* _Task instructions_:
Reproduce the listing exactly and skip over any pictures.

* _Input material_:
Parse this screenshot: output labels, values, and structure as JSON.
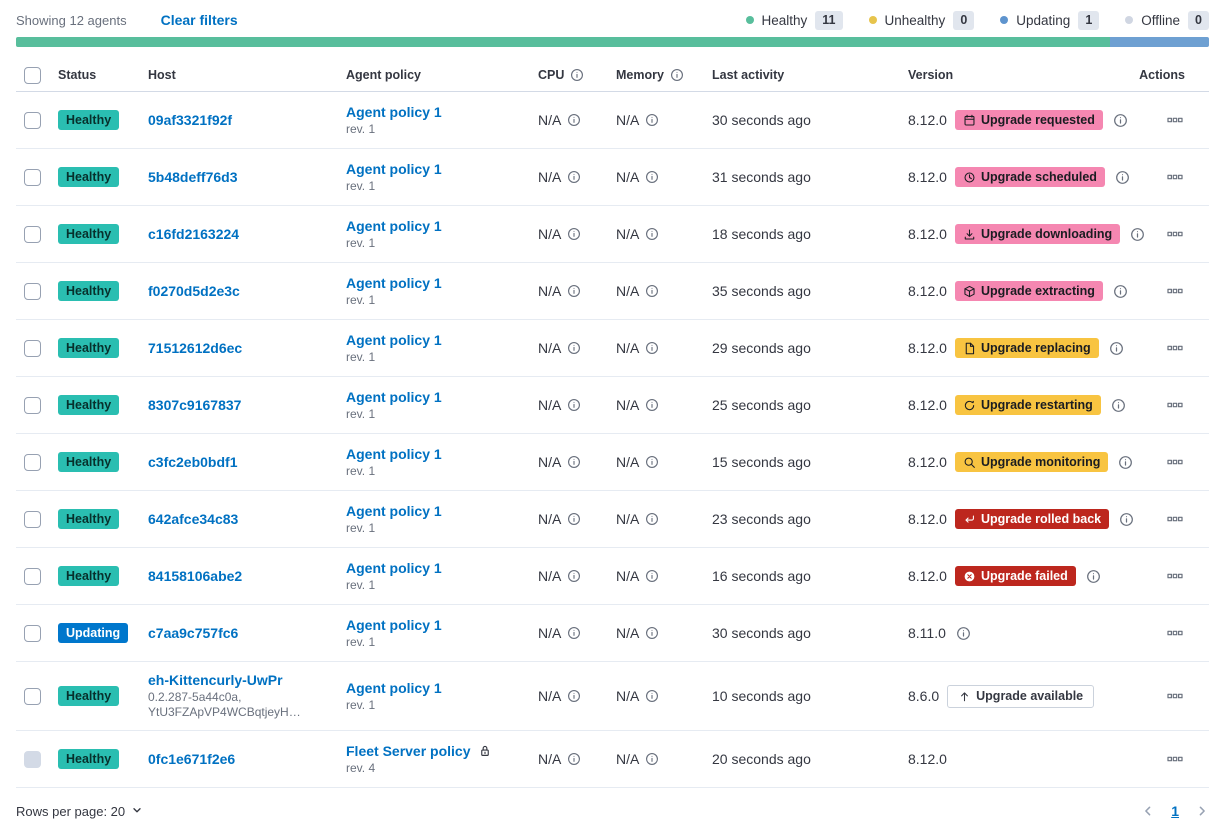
{
  "colors": {
    "link": "#0071C2",
    "healthy_badge": "#2ABEB1",
    "updating_badge": "#0077CC",
    "accent_badge": "#F587B1",
    "warning_badge": "#F8C441",
    "danger_badge": "#BD271E"
  },
  "toolbar": {
    "showing": "Showing 12 agents",
    "clear_filters": "Clear filters",
    "legend": [
      {
        "label": "Healthy",
        "count": "11",
        "color": "#58BE9C"
      },
      {
        "label": "Unhealthy",
        "count": "0",
        "color": "#E7C44C"
      },
      {
        "label": "Updating",
        "count": "1",
        "color": "#5E94CE"
      },
      {
        "label": "Offline",
        "count": "0",
        "color": "#D0D6E2"
      }
    ],
    "health_bar": [
      {
        "status": "healthy",
        "color": "#58BE9C",
        "fraction": 0.9167
      },
      {
        "status": "updating",
        "color": "#6EA0D2",
        "fraction": 0.0833
      }
    ]
  },
  "table": {
    "columns": [
      {
        "key": "status",
        "label": "Status"
      },
      {
        "key": "host",
        "label": "Host"
      },
      {
        "key": "policy",
        "label": "Agent policy"
      },
      {
        "key": "cpu",
        "label": "CPU",
        "info": true
      },
      {
        "key": "memory",
        "label": "Memory",
        "info": true
      },
      {
        "key": "activity",
        "label": "Last activity"
      },
      {
        "key": "version",
        "label": "Version"
      },
      {
        "key": "actions",
        "label": "Actions"
      }
    ],
    "rows": [
      {
        "status": {
          "label": "Healthy",
          "type": "healthy"
        },
        "host": {
          "name": "09af3321f92f"
        },
        "policy": {
          "name": "Agent policy 1",
          "rev": "rev. 1",
          "locked": false
        },
        "cpu": "N/A",
        "memory": "N/A",
        "last_activity": "30 seconds ago",
        "version": "8.12.0",
        "upgrade_badge": {
          "label": "Upgrade requested",
          "type": "accent",
          "icon": "calendar"
        },
        "version_info": true,
        "checkbox_disabled": false
      },
      {
        "status": {
          "label": "Healthy",
          "type": "healthy"
        },
        "host": {
          "name": "5b48deff76d3"
        },
        "policy": {
          "name": "Agent policy 1",
          "rev": "rev. 1",
          "locked": false
        },
        "cpu": "N/A",
        "memory": "N/A",
        "last_activity": "31 seconds ago",
        "version": "8.12.0",
        "upgrade_badge": {
          "label": "Upgrade scheduled",
          "type": "accent",
          "icon": "clock"
        },
        "version_info": true,
        "checkbox_disabled": false
      },
      {
        "status": {
          "label": "Healthy",
          "type": "healthy"
        },
        "host": {
          "name": "c16fd2163224"
        },
        "policy": {
          "name": "Agent policy 1",
          "rev": "rev. 1",
          "locked": false
        },
        "cpu": "N/A",
        "memory": "N/A",
        "last_activity": "18 seconds ago",
        "version": "8.12.0",
        "upgrade_badge": {
          "label": "Upgrade downloading",
          "type": "accent",
          "icon": "download"
        },
        "version_info": true,
        "checkbox_disabled": false
      },
      {
        "status": {
          "label": "Healthy",
          "type": "healthy"
        },
        "host": {
          "name": "f0270d5d2e3c"
        },
        "policy": {
          "name": "Agent policy 1",
          "rev": "rev. 1",
          "locked": false
        },
        "cpu": "N/A",
        "memory": "N/A",
        "last_activity": "35 seconds ago",
        "version": "8.12.0",
        "upgrade_badge": {
          "label": "Upgrade extracting",
          "type": "accent",
          "icon": "package"
        },
        "version_info": true,
        "checkbox_disabled": false
      },
      {
        "status": {
          "label": "Healthy",
          "type": "healthy"
        },
        "host": {
          "name": "71512612d6ec"
        },
        "policy": {
          "name": "Agent policy 1",
          "rev": "rev. 1",
          "locked": false
        },
        "cpu": "N/A",
        "memory": "N/A",
        "last_activity": "29 seconds ago",
        "version": "8.12.0",
        "upgrade_badge": {
          "label": "Upgrade replacing",
          "type": "warning",
          "icon": "document"
        },
        "version_info": true,
        "checkbox_disabled": false
      },
      {
        "status": {
          "label": "Healthy",
          "type": "healthy"
        },
        "host": {
          "name": "8307c9167837"
        },
        "policy": {
          "name": "Agent policy 1",
          "rev": "rev. 1",
          "locked": false
        },
        "cpu": "N/A",
        "memory": "N/A",
        "last_activity": "25 seconds ago",
        "version": "8.12.0",
        "upgrade_badge": {
          "label": "Upgrade restarting",
          "type": "warning",
          "icon": "refresh"
        },
        "version_info": true,
        "checkbox_disabled": false
      },
      {
        "status": {
          "label": "Healthy",
          "type": "healthy"
        },
        "host": {
          "name": "c3fc2eb0bdf1"
        },
        "policy": {
          "name": "Agent policy 1",
          "rev": "rev. 1",
          "locked": false
        },
        "cpu": "N/A",
        "memory": "N/A",
        "last_activity": "15 seconds ago",
        "version": "8.12.0",
        "upgrade_badge": {
          "label": "Upgrade monitoring",
          "type": "warning",
          "icon": "inspect"
        },
        "version_info": true,
        "checkbox_disabled": false
      },
      {
        "status": {
          "label": "Healthy",
          "type": "healthy"
        },
        "host": {
          "name": "642afce34c83"
        },
        "policy": {
          "name": "Agent policy 1",
          "rev": "rev. 1",
          "locked": false
        },
        "cpu": "N/A",
        "memory": "N/A",
        "last_activity": "23 seconds ago",
        "version": "8.12.0",
        "upgrade_badge": {
          "label": "Upgrade rolled back",
          "type": "danger",
          "icon": "return-arrow"
        },
        "version_info": true,
        "checkbox_disabled": false
      },
      {
        "status": {
          "label": "Healthy",
          "type": "healthy"
        },
        "host": {
          "name": "84158106abe2"
        },
        "policy": {
          "name": "Agent policy 1",
          "rev": "rev. 1",
          "locked": false
        },
        "cpu": "N/A",
        "memory": "N/A",
        "last_activity": "16 seconds ago",
        "version": "8.12.0",
        "upgrade_badge": {
          "label": "Upgrade failed",
          "type": "danger",
          "icon": "cross-in-circle"
        },
        "version_info": true,
        "checkbox_disabled": false
      },
      {
        "status": {
          "label": "Updating",
          "type": "updating"
        },
        "host": {
          "name": "c7aa9c757fc6"
        },
        "policy": {
          "name": "Agent policy 1",
          "rev": "rev. 1",
          "locked": false
        },
        "cpu": "N/A",
        "memory": "N/A",
        "last_activity": "30 seconds ago",
        "version": "8.11.0",
        "upgrade_badge": null,
        "version_info": true,
        "checkbox_disabled": false
      },
      {
        "status": {
          "label": "Healthy",
          "type": "healthy"
        },
        "host": {
          "name": "eh-Kittencurly-UwPr",
          "sub": [
            "0.2.287-5a44c0a,",
            "YtU3FZApVP4WCBqtjeyH…"
          ]
        },
        "policy": {
          "name": "Agent policy 1",
          "rev": "rev. 1",
          "locked": false
        },
        "cpu": "N/A",
        "memory": "N/A",
        "last_activity": "10 seconds ago",
        "version": "8.6.0",
        "upgrade_badge": {
          "label": "Upgrade available",
          "type": "hollow",
          "icon": "arrow-up"
        },
        "version_info": false,
        "checkbox_disabled": false
      },
      {
        "status": {
          "label": "Healthy",
          "type": "healthy"
        },
        "host": {
          "name": "0fc1e671f2e6"
        },
        "policy": {
          "name": "Fleet Server policy",
          "rev": "rev. 4",
          "locked": true
        },
        "cpu": "N/A",
        "memory": "N/A",
        "last_activity": "20 seconds ago",
        "version": "8.12.0",
        "upgrade_badge": null,
        "version_info": false,
        "checkbox_disabled": true
      }
    ]
  },
  "footer": {
    "rows_per_page_label": "Rows per page: 20",
    "current_page": "1"
  }
}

* _Full output_:
Parse this screenshot: output labels, values, and structure as JSON.
{
  "colors": {
    "link": "#0071C2",
    "healthy_badge": "#2ABEB1",
    "updating_badge": "#0077CC",
    "accent_badge": "#F587B1",
    "warning_badge": "#F8C441",
    "danger_badge": "#BD271E"
  },
  "toolbar": {
    "showing": "Showing 12 agents",
    "clear_filters": "Clear filters",
    "legend": [
      {
        "label": "Healthy",
        "count": "11",
        "color": "#58BE9C"
      },
      {
        "label": "Unhealthy",
        "count": "0",
        "color": "#E7C44C"
      },
      {
        "label": "Updating",
        "count": "1",
        "color": "#5E94CE"
      },
      {
        "label": "Offline",
        "count": "0",
        "color": "#D0D6E2"
      }
    ],
    "health_bar": [
      {
        "status": "healthy",
        "color": "#58BE9C",
        "fraction": 0.9167
      },
      {
        "status": "updating",
        "color": "#6EA0D2",
        "fraction": 0.0833
      }
    ]
  },
  "table": {
    "columns": [
      {
        "key": "status",
        "label": "Status"
      },
      {
        "key": "host",
        "label": "Host"
      },
      {
        "key": "policy",
        "label": "Agent policy"
      },
      {
        "key": "cpu",
        "label": "CPU",
        "info": true
      },
      {
        "key": "memory",
        "label": "Memory",
        "info": true
      },
      {
        "key": "activity",
        "label": "Last activity"
      },
      {
        "key": "version",
        "label": "Version"
      },
      {
        "key": "actions",
        "label": "Actions"
      }
    ],
    "rows": [
      {
        "status": {
          "label": "Healthy",
          "type": "healthy"
        },
        "host": {
          "name": "09af3321f92f"
        },
        "policy": {
          "name": "Agent policy 1",
          "rev": "rev. 1",
          "locked": false
        },
        "cpu": "N/A",
        "memory": "N/A",
        "last_activity": "30 seconds ago",
        "version": "8.12.0",
        "upgrade_badge": {
          "label": "Upgrade requested",
          "type": "accent",
          "icon": "calendar"
        },
        "version_info": true,
        "checkbox_disabled": false
      },
      {
        "status": {
          "label": "Healthy",
          "type": "healthy"
        },
        "host": {
          "name": "5b48deff76d3"
        },
        "policy": {
          "name": "Agent policy 1",
          "rev": "rev. 1",
          "locked": false
        },
        "cpu": "N/A",
        "memory": "N/A",
        "last_activity": "31 seconds ago",
        "version": "8.12.0",
        "upgrade_badge": {
          "label": "Upgrade scheduled",
          "type": "accent",
          "icon": "clock"
        },
        "version_info": true,
        "checkbox_disabled": false
      },
      {
        "status": {
          "label": "Healthy",
          "type": "healthy"
        },
        "host": {
          "name": "c16fd2163224"
        },
        "policy": {
          "name": "Agent policy 1",
          "rev": "rev. 1",
          "locked": false
        },
        "cpu": "N/A",
        "memory": "N/A",
        "last_activity": "18 seconds ago",
        "version": "8.12.0",
        "upgrade_badge": {
          "label": "Upgrade downloading",
          "type": "accent",
          "icon": "download"
        },
        "version_info": true,
        "checkbox_disabled": false
      },
      {
        "status": {
          "label": "Healthy",
          "type": "healthy"
        },
        "host": {
          "name": "f0270d5d2e3c"
        },
        "policy": {
          "name": "Agent policy 1",
          "rev": "rev. 1",
          "locked": false
        },
        "cpu": "N/A",
        "memory": "N/A",
        "last_activity": "35 seconds ago",
        "version": "8.12.0",
        "upgrade_badge": {
          "label": "Upgrade extracting",
          "type": "accent",
          "icon": "package"
        },
        "version_info": true,
        "checkbox_disabled": false
      },
      {
        "status": {
          "label": "Healthy",
          "type": "healthy"
        },
        "host": {
          "name": "71512612d6ec"
        },
        "policy": {
          "name": "Agent policy 1",
          "rev": "rev. 1",
          "locked": false
        },
        "cpu": "N/A",
        "memory": "N/A",
        "last_activity": "29 seconds ago",
        "version": "8.12.0",
        "upgrade_badge": {
          "label": "Upgrade replacing",
          "type": "warning",
          "icon": "document"
        },
        "version_info": true,
        "checkbox_disabled": false
      },
      {
        "status": {
          "label": "Healthy",
          "type": "healthy"
        },
        "host": {
          "name": "8307c9167837"
        },
        "policy": {
          "name": "Agent policy 1",
          "rev": "rev. 1",
          "locked": false
        },
        "cpu": "N/A",
        "memory": "N/A",
        "last_activity": "25 seconds ago",
        "version": "8.12.0",
        "upgrade_badge": {
          "label": "Upgrade restarting",
          "type": "warning",
          "icon": "refresh"
        },
        "version_info": true,
        "checkbox_disabled": false
      },
      {
        "status": {
          "label": "Healthy",
          "type": "healthy"
        },
        "host": {
          "name": "c3fc2eb0bdf1"
        },
        "policy": {
          "name": "Agent policy 1",
          "rev": "rev. 1",
          "locked": false
        },
        "cpu": "N/A",
        "memory": "N/A",
        "last_activity": "15 seconds ago",
        "version": "8.12.0",
        "upgrade_badge": {
          "label": "Upgrade monitoring",
          "type": "warning",
          "icon": "inspect"
        },
        "version_info": true,
        "checkbox_disabled": false
      },
      {
        "status": {
          "label": "Healthy",
          "type": "healthy"
        },
        "host": {
          "name": "642afce34c83"
        },
        "policy": {
          "name": "Agent policy 1",
          "rev": "rev. 1",
          "locked": false
        },
        "cpu": "N/A",
        "memory": "N/A",
        "last_activity": "23 seconds ago",
        "version": "8.12.0",
        "upgrade_badge": {
          "label": "Upgrade rolled back",
          "type": "danger",
          "icon": "return-arrow"
        },
        "version_info": true,
        "checkbox_disabled": false
      },
      {
        "status": {
          "label": "Healthy",
          "type": "healthy"
        },
        "host": {
          "name": "84158106abe2"
        },
        "policy": {
          "name": "Agent policy 1",
          "rev": "rev. 1",
          "locked": false
        },
        "cpu": "N/A",
        "memory": "N/A",
        "last_activity": "16 seconds ago",
        "version": "8.12.0",
        "upgrade_badge": {
          "label": "Upgrade failed",
          "type": "danger",
          "icon": "cross-in-circle"
        },
        "version_info": true,
        "checkbox_disabled": false
      },
      {
        "status": {
          "label": "Updating",
          "type": "updating"
        },
        "host": {
          "name": "c7aa9c757fc6"
        },
        "policy": {
          "name": "Agent policy 1",
          "rev": "rev. 1",
          "locked": false
        },
        "cpu": "N/A",
        "memory": "N/A",
        "last_activity": "30 seconds ago",
        "version": "8.11.0",
        "upgrade_badge": null,
        "version_info": true,
        "checkbox_disabled": false
      },
      {
        "status": {
          "label": "Healthy",
          "type": "healthy"
        },
        "host": {
          "name": "eh-Kittencurly-UwPr",
          "sub": [
            "0.2.287-5a44c0a,",
            "YtU3FZApVP4WCBqtjeyH…"
          ]
        },
        "policy": {
          "name": "Agent policy 1",
          "rev": "rev. 1",
          "locked": false
        },
        "cpu": "N/A",
        "memory": "N/A",
        "last_activity": "10 seconds ago",
        "version": "8.6.0",
        "upgrade_badge": {
          "label": "Upgrade available",
          "type": "hollow",
          "icon": "arrow-up"
        },
        "version_info": false,
        "checkbox_disabled": false
      },
      {
        "status": {
          "label": "Healthy",
          "type": "healthy"
        },
        "host": {
          "name": "0fc1e671f2e6"
        },
        "policy": {
          "name": "Fleet Server policy",
          "rev": "rev. 4",
          "locked": true
        },
        "cpu": "N/A",
        "memory": "N/A",
        "last_activity": "20 seconds ago",
        "version": "8.12.0",
        "upgrade_badge": null,
        "version_info": false,
        "checkbox_disabled": true
      }
    ]
  },
  "footer": {
    "rows_per_page_label": "Rows per page: 20",
    "current_page": "1"
  }
}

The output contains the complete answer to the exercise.